__Collected data__
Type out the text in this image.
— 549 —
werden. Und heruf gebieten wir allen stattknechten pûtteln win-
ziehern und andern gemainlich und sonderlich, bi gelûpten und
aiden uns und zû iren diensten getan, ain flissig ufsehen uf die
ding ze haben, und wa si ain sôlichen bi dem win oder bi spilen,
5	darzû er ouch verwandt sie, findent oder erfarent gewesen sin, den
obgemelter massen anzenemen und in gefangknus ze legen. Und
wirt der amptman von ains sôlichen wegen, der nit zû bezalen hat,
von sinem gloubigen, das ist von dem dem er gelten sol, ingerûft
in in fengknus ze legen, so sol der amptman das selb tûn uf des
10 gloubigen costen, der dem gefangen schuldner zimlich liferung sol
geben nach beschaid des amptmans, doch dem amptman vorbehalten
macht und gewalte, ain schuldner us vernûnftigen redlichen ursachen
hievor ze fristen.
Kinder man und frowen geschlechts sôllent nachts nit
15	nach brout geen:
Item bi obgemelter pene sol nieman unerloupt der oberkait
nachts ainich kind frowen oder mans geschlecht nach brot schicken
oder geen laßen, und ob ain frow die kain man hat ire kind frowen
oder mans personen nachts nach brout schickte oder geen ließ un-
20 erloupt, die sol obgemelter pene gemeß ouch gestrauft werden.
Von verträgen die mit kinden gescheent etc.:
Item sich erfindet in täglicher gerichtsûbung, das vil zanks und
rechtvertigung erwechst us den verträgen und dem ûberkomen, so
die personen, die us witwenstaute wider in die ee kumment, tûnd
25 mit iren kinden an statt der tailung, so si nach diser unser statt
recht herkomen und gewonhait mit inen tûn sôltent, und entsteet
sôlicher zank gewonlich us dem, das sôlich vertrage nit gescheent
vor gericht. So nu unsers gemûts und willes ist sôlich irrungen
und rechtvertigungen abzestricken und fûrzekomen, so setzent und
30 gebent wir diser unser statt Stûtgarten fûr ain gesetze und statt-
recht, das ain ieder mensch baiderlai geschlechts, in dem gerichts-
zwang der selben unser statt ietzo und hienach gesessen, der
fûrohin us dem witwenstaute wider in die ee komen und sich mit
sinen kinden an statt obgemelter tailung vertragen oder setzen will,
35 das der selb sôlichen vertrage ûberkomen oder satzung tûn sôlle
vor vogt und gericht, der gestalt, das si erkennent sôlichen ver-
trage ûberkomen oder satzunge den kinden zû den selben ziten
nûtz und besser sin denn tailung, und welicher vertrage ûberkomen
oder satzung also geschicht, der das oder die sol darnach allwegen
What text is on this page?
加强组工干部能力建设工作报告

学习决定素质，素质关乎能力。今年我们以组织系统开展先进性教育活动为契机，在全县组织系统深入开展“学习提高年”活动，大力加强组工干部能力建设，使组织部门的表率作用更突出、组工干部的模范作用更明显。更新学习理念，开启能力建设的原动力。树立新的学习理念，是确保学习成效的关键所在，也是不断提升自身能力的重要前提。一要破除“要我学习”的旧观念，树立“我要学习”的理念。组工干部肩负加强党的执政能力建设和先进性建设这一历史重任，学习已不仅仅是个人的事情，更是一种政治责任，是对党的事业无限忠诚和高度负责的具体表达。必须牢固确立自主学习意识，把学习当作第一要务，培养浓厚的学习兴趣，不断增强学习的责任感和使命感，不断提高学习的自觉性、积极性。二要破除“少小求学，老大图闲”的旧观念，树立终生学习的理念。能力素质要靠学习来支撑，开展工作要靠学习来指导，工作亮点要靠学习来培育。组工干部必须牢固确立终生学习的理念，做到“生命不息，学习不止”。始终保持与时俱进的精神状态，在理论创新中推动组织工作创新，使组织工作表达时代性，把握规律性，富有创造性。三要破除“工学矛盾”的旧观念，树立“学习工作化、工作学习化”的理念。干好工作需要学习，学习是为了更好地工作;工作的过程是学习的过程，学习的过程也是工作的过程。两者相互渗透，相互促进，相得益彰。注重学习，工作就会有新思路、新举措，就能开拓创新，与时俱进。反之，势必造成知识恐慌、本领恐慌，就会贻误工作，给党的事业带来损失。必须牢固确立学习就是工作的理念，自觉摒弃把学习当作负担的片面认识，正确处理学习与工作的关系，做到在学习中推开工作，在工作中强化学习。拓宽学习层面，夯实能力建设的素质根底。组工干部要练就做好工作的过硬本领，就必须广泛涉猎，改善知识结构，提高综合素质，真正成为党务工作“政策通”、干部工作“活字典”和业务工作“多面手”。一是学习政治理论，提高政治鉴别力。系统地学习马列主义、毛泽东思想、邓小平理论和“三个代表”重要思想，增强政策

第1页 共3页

__AIM OF THE TASK__
Write the lines out exactly, from the one with "What text is on this page?" down to the last line of the listing, and leave out all others.

__WRITTEN RESPONSE__
What text is on this page?
加强组工干部能力建设工作报告

学习决定素质，素质关乎能力。今年我们以组织系统开展先进性教育活动为契机，在全县组织系统深入开展“学习提高年”活动，大力加强组工干部能力建设，使组织部门的表率作用更突出、组工干部的模范作用更明显。更新学习理念，开启能力建设的原动力。树立新的学习理念，是确保学习成效的关键所在，也是不断提升自身能力的重要前提。一要破除“要我学习”的旧观念，树立“我要学习”的理念。组工干部肩负加强党的执政能力建设和先进性建设这一历史重任，学习已不仅仅是个人的事情，更是一种政治责任，是对党的事业无限忠诚和高度负责的具体表达。必须牢固确立自主学习意识，把学习当作第一要务，培养浓厚的学习兴趣，不断增强学习的责任感和使命感，不断提高学习的自觉性、积极性。二要破除“少小求学，老大图闲”的旧观念，树立终生学习的理念。能力素质要靠学习来支撑，开展工作要靠学习来指导，工作亮点要靠学习来培育。组工干部必须牢固确立终生学习的理念，做到“生命不息，学习不止”。始终保持与时俱进的精神状态，在理论创新中推动组织工作创新，使组织工作表达时代性，把握规律性，富有创造性。三要破除“工学矛盾”的旧观念，树立“学习工作化、工作学习化”的理念。干好工作需要学习，学习是为了更好地工作;工作的过程是学习的过程，学习的过程也是工作的过程。两者相互渗透，相互促进，相得益彰。注重学习，工作就会有新思路、新举措，就能开拓创新，与时俱进。反之，势必造成知识恐慌、本领恐慌，就会贻误工作，给党的事业带来损失。必须牢固确立学习就是工作的理念，自觉摒弃把学习当作负担的片面认识，正确处理学习与工作的关系，做到在学习中推开工作，在工作中强化学习。拓宽学习层面，夯实能力建设的素质根底。组工干部要练就做好工作的过硬本领，就必须广泛涉猎，改善知识结构，提高综合素质，真正成为党务工作“政策通”、干部工作“活字典”和业务工作“多面手”。一是学习政治理论，提高政治鉴别力。系统地学习马列主义、毛泽东思想、邓小平理论和“三个代表”重要思想，增强政策

第1页 共3页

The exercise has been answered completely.